● Exercise prompt: Quote the listing below in its entirety.
************
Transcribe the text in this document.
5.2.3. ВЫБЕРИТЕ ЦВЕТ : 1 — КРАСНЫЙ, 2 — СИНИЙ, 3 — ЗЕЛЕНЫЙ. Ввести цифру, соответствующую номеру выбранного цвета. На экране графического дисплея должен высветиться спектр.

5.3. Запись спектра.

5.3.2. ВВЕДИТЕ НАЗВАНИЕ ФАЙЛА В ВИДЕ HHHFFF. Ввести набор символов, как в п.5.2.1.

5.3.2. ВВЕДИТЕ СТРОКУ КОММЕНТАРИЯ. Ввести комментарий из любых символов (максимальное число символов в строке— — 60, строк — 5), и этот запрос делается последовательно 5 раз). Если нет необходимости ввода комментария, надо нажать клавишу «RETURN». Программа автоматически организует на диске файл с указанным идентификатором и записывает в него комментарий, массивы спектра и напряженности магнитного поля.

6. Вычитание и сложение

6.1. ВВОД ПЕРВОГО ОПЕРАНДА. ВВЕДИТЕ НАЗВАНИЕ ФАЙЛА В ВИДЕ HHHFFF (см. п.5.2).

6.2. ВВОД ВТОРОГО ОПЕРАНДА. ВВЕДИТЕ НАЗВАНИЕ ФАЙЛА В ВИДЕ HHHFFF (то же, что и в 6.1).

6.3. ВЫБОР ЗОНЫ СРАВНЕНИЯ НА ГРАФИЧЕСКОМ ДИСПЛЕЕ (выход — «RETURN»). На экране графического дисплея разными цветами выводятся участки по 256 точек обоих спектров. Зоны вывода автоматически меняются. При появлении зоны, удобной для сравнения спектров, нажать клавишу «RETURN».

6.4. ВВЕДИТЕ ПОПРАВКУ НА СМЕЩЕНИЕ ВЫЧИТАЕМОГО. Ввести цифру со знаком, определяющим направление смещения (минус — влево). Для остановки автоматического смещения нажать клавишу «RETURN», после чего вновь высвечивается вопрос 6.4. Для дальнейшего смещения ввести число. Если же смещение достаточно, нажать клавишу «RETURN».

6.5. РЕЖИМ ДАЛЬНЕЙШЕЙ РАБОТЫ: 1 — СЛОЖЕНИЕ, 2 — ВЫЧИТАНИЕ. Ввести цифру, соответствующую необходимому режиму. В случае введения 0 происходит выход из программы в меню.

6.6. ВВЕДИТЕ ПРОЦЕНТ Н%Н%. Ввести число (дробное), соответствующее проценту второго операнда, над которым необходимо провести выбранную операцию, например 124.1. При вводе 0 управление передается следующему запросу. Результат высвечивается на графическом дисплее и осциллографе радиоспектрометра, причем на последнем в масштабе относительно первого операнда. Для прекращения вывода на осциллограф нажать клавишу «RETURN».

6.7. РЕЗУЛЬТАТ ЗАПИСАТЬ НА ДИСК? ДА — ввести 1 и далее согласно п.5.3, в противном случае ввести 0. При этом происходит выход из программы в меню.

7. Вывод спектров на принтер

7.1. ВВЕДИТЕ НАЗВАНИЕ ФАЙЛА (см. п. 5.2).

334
************
● Response to the task:
Transcribe the text in this document.
5.2.3. ВЫБЕРИТЕ ЦВЕТ : 1 — КРАСНЫЙ, 2 — СИНИЙ, 3 — ЗЕЛЕНЫЙ. Ввести цифру, соответствующую номеру выбранного цвета. На экране графического дисплея должен высветиться спектр.

5.3. Запись спектра.

5.3.2. ВВЕДИТЕ НАЗВАНИЕ ФАЙЛА В ВИДЕ HHHFFF. Ввести набор символов, как в п.5.2.1.

5.3.2. ВВЕДИТЕ СТРОКУ КОММЕНТАРИЯ. Ввести комментарий из любых символов (максимальное число символов в строке— — 60, строк — 5), и этот запрос делается последовательно 5 раз). Если нет необходимости ввода комментария, надо нажать клавишу «RETURN». Программа автоматически организует на диске файл с указанным идентификатором и записывает в него комментарий, массивы спектра и напряженности магнитного поля.

6. Вычитание и сложение

6.1. ВВОД ПЕРВОГО ОПЕРАНДА. ВВЕДИТЕ НАЗВАНИЕ ФАЙЛА В ВИДЕ HHHFFF (см. п.5.2).

6.2. ВВОД ВТОРОГО ОПЕРАНДА. ВВЕДИТЕ НАЗВАНИЕ ФАЙЛА В ВИДЕ HHHFFF (то же, что и в 6.1).

6.3. ВЫБОР ЗОНЫ СРАВНЕНИЯ НА ГРАФИЧЕСКОМ ДИСПЛЕЕ (выход — «RETURN»). На экране графического дисплея разными цветами выводятся участки по 256 точек обоих спектров. Зоны вывода автоматически меняются. При появлении зоны, удобной для сравнения спектров, нажать клавишу «RETURN».

6.4. ВВЕДИТЕ ПОПРАВКУ НА СМЕЩЕНИЕ ВЫЧИТАЕМОГО. Ввести цифру со знаком, определяющим направление смещения (минус — влево). Для остановки автоматического смещения нажать клавишу «RETURN», после чего вновь высвечивается вопрос 6.4. Для дальнейшего смещения ввести число. Если же смещение достаточно, нажать клавишу «RETURN».

6.5. РЕЖИМ ДАЛЬНЕЙШЕЙ РАБОТЫ: 1 — СЛОЖЕНИЕ, 2 — ВЫЧИТАНИЕ. Ввести цифру, соответствующую необходимому режиму. В случае введения 0 происходит выход из программы в меню.

6.6. ВВЕДИТЕ ПРОЦЕНТ Н%Н%. Ввести число (дробное), соответствующее проценту второго операнда, над которым необходимо провести выбранную операцию, например 124.1. При вводе 0 управление передается следующему запросу. Результат высвечивается на графическом дисплее и осциллографе радиоспектрометра, причем на последнем в масштабе относительно первого операнда. Для прекращения вывода на осциллограф нажать клавишу «RETURN».

6.7. РЕЗУЛЬТАТ ЗАПИСАТЬ НА ДИСК? ДА — ввести 1 и далее согласно п.5.3, в противном случае ввести 0. При этом происходит выход из программы в меню.

7. Вывод спектров на принтер

7.1. ВВЕДИТЕ НАЗВАНИЕ ФАЙЛА (см. п. 5.2).

334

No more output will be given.